Transcribe the items word for word, starting at the line that contains "Decompose this screenshot" and ending at the line that contains "flag-stripe-blue (350, 12, 363, 38)", with both of those lines included.

*LISTED RECORDS:*
━━━
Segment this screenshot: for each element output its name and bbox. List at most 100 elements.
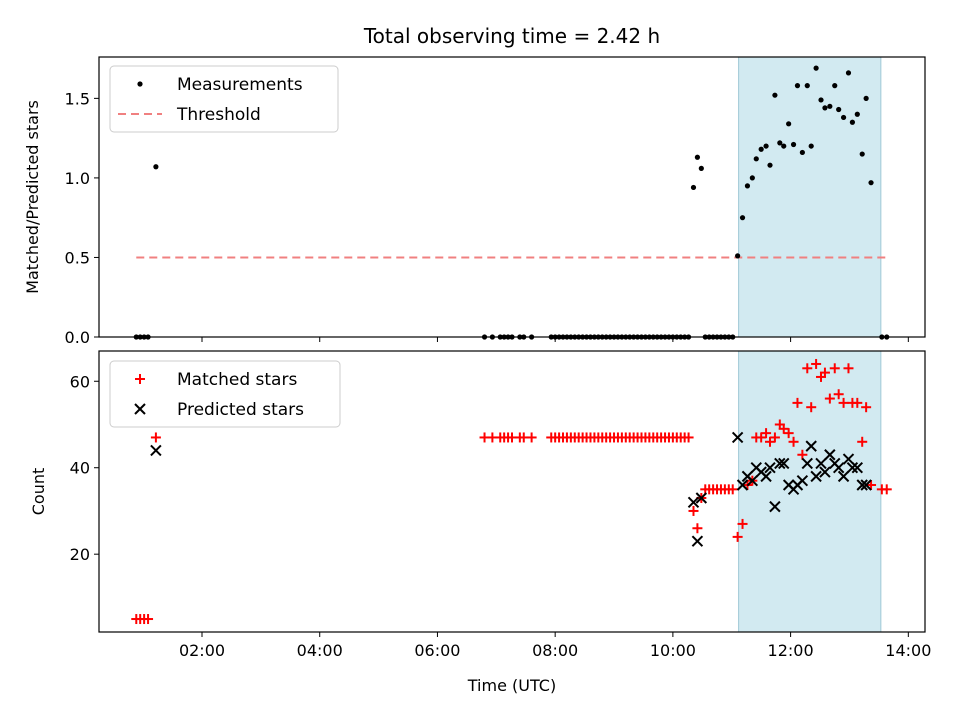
━━━
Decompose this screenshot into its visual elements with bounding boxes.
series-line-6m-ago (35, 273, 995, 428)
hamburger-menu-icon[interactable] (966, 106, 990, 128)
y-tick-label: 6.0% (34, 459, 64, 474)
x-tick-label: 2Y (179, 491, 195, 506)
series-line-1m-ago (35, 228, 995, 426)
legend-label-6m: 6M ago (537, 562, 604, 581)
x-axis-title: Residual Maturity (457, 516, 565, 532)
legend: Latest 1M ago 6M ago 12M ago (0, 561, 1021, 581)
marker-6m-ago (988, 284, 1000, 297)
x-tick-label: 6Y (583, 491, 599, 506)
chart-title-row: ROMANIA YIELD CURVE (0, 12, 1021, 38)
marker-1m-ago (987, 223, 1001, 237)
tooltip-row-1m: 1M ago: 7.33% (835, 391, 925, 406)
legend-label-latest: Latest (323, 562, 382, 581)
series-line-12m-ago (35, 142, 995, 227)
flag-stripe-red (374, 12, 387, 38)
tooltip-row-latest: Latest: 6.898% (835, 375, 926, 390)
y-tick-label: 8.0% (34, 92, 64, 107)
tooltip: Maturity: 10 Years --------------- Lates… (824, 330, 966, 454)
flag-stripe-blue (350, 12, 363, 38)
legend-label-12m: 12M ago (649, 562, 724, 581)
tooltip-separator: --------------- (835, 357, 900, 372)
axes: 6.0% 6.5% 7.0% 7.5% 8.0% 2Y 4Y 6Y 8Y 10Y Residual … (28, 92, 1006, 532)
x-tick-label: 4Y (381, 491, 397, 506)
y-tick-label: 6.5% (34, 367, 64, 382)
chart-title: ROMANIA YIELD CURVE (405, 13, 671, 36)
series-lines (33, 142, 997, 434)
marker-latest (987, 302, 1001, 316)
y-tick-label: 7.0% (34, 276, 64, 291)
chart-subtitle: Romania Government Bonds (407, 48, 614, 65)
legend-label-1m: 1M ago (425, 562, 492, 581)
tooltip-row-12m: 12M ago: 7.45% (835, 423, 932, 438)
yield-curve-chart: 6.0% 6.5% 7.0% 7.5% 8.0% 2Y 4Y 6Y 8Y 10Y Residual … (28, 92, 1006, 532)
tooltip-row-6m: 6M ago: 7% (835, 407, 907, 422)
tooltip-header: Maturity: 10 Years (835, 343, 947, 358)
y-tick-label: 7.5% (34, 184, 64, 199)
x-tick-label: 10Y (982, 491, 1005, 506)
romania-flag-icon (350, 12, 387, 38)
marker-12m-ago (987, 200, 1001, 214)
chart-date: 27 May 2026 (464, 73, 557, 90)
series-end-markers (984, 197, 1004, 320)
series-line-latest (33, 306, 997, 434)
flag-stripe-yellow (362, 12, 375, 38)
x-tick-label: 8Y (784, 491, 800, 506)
━━━
*IN RESPONSE:*
Decompose this screenshot into its visual elements with bounding boxes.
series-line-6m-ago (35, 273, 995, 428)
hamburger-menu-icon[interactable] (966, 106, 990, 128)
y-tick-label: 6.0% (34, 459, 64, 474)
x-tick-label: 2Y (179, 491, 195, 506)
series-line-1m-ago (35, 228, 995, 426)
legend-label-6m: 6M ago (537, 562, 604, 581)
x-axis-title: Residual Maturity (457, 516, 565, 532)
legend: Latest 1M ago 6M ago 12M ago (0, 561, 1021, 581)
marker-6m-ago (988, 284, 1000, 297)
x-tick-label: 6Y (583, 491, 599, 506)
chart-title-row: ROMANIA YIELD CURVE (0, 12, 1021, 38)
marker-1m-ago (987, 223, 1001, 237)
tooltip-row-1m: 1M ago: 7.33% (835, 391, 925, 406)
legend-label-latest: Latest (323, 562, 382, 581)
series-line-12m-ago (35, 142, 995, 227)
flag-stripe-red (374, 12, 387, 38)
tooltip-row-latest: Latest: 6.898% (835, 375, 926, 390)
y-tick-label: 8.0% (34, 92, 64, 107)
tooltip: Maturity: 10 Years --------------- Lates… (824, 330, 966, 454)
flag-stripe-blue (350, 12, 363, 38)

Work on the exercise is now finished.